++++ GIVEN INFORMATION

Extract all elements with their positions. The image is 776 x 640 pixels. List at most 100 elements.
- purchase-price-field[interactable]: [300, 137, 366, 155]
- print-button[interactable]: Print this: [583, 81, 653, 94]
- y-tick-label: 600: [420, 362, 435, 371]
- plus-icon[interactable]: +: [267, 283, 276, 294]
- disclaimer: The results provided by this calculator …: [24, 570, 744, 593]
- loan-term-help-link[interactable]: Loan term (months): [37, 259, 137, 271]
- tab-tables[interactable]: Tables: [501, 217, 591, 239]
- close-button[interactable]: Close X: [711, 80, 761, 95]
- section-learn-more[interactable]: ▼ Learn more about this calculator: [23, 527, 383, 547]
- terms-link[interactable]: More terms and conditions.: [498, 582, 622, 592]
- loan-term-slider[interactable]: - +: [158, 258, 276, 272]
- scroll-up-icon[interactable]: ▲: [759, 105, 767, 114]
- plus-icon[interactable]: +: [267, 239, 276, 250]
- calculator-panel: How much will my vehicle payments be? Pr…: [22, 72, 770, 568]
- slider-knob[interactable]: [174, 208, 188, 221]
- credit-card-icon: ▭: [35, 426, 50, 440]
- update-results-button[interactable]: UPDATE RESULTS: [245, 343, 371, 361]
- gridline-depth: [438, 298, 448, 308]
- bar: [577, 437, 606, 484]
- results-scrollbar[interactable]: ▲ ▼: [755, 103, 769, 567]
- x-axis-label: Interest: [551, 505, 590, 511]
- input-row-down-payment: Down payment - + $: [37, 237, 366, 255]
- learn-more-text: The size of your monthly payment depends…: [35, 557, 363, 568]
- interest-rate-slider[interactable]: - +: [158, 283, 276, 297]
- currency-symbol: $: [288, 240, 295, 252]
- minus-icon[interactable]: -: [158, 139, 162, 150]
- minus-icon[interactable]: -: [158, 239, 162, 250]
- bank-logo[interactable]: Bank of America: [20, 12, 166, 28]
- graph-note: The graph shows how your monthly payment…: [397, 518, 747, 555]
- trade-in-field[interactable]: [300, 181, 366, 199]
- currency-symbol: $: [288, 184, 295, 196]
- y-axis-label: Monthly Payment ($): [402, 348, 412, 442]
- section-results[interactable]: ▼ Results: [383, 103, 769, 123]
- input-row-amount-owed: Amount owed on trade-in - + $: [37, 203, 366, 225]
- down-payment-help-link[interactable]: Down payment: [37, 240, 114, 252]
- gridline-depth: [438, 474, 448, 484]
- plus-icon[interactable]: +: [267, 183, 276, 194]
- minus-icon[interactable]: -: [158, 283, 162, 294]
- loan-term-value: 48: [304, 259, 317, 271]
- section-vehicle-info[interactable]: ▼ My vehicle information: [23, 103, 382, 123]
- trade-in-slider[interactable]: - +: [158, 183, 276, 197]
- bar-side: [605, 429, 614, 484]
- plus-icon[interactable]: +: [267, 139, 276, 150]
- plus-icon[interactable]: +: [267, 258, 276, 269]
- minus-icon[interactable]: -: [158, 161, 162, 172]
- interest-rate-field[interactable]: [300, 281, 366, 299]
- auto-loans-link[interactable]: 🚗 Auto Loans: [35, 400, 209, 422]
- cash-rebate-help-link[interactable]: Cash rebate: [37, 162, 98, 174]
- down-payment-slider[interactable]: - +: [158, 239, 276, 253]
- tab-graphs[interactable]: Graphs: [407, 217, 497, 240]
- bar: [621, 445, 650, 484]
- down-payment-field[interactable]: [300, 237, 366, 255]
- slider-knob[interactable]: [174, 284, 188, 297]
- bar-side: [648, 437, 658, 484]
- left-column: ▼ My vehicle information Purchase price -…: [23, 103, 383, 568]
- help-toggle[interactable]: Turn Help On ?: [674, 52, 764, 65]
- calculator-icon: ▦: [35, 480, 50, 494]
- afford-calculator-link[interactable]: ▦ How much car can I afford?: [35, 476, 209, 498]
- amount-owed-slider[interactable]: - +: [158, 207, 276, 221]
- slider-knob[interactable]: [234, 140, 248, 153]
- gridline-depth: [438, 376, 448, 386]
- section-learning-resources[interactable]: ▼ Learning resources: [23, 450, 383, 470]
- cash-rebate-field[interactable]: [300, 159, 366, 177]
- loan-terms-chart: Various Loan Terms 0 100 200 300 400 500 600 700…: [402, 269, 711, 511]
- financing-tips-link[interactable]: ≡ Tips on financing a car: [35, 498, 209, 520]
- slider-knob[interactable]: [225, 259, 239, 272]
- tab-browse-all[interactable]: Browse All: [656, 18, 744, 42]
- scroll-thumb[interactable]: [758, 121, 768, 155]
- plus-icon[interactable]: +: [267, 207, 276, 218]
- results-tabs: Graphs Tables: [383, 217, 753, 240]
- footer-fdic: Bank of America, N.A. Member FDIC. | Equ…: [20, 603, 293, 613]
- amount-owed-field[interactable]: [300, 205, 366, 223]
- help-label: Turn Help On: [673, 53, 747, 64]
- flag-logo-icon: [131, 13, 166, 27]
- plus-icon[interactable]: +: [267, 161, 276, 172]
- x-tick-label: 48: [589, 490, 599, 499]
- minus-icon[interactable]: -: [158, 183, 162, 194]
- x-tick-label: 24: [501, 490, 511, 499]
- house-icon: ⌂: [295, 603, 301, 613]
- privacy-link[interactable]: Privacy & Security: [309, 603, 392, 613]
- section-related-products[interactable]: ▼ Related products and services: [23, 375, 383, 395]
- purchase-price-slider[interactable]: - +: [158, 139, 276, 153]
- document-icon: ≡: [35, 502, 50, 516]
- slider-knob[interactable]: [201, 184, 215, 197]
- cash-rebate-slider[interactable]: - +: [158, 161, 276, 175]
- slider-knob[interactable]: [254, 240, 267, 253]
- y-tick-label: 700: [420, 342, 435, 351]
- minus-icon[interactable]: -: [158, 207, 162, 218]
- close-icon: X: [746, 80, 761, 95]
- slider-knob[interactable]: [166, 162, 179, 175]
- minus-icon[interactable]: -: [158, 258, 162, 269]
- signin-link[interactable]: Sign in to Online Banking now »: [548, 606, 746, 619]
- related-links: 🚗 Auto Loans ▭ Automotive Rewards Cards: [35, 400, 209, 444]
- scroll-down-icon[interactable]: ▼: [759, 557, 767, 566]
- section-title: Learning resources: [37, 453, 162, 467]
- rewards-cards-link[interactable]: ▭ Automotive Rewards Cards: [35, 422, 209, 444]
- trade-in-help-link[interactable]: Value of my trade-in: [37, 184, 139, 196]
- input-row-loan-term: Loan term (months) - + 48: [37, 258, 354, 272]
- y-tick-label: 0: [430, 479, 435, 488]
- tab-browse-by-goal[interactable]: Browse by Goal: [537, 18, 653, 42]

++++++++
++++ GIVEN INFORMATION

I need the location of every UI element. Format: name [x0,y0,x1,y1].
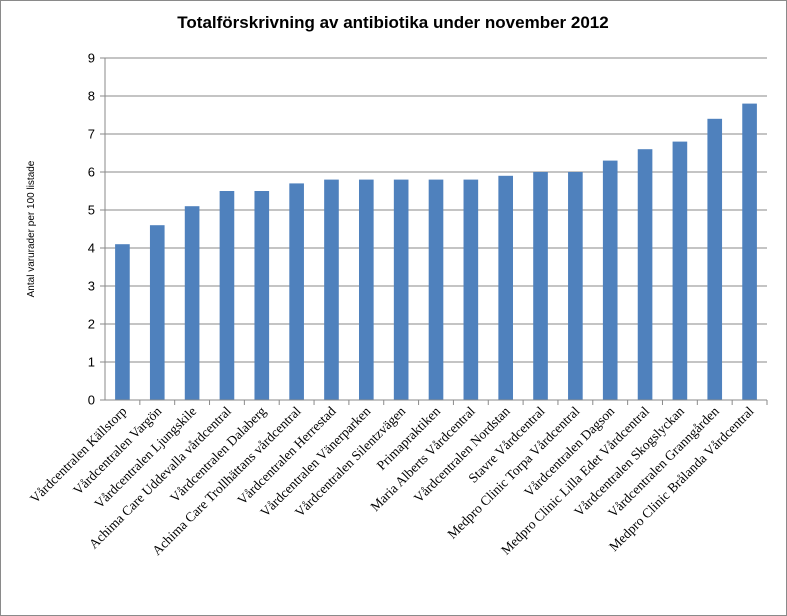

++++++++

§ EXERCISE REQUIREMENTS: Return the lines above exactly as they stand, starting with the line that contains "Extract all elements" and going on through the line that contains "- update-results-button[interactable]: UPDATE".

§ TASK SOLUTION:
Extract all elements with their positions. The image is 776 x 640 pixels. List at most 100 elements.
- purchase-price-field[interactable]: [300, 137, 366, 155]
- print-button[interactable]: Print this: [583, 81, 653, 94]
- y-tick-label: 600: [420, 362, 435, 371]
- plus-icon[interactable]: +: [267, 283, 276, 294]
- disclaimer: The results provided by this calculator …: [24, 570, 744, 593]
- loan-term-help-link[interactable]: Loan term (months): [37, 259, 137, 271]
- tab-tables[interactable]: Tables: [501, 217, 591, 239]
- close-button[interactable]: Close X: [711, 80, 761, 95]
- section-learn-more[interactable]: ▼ Learn more about this calculator: [23, 527, 383, 547]
- terms-link[interactable]: More terms and conditions.: [498, 582, 622, 592]
- loan-term-slider[interactable]: - +: [158, 258, 276, 272]
- scroll-up-icon[interactable]: ▲: [759, 105, 767, 114]
- plus-icon[interactable]: +: [267, 239, 276, 250]
- calculator-panel: How much will my vehicle payments be? Pr…: [22, 72, 770, 568]
- slider-knob[interactable]: [174, 208, 188, 221]
- credit-card-icon: ▭: [35, 426, 50, 440]
- update-results-button[interactable]: UPDATE RESULTS: [245, 343, 371, 361]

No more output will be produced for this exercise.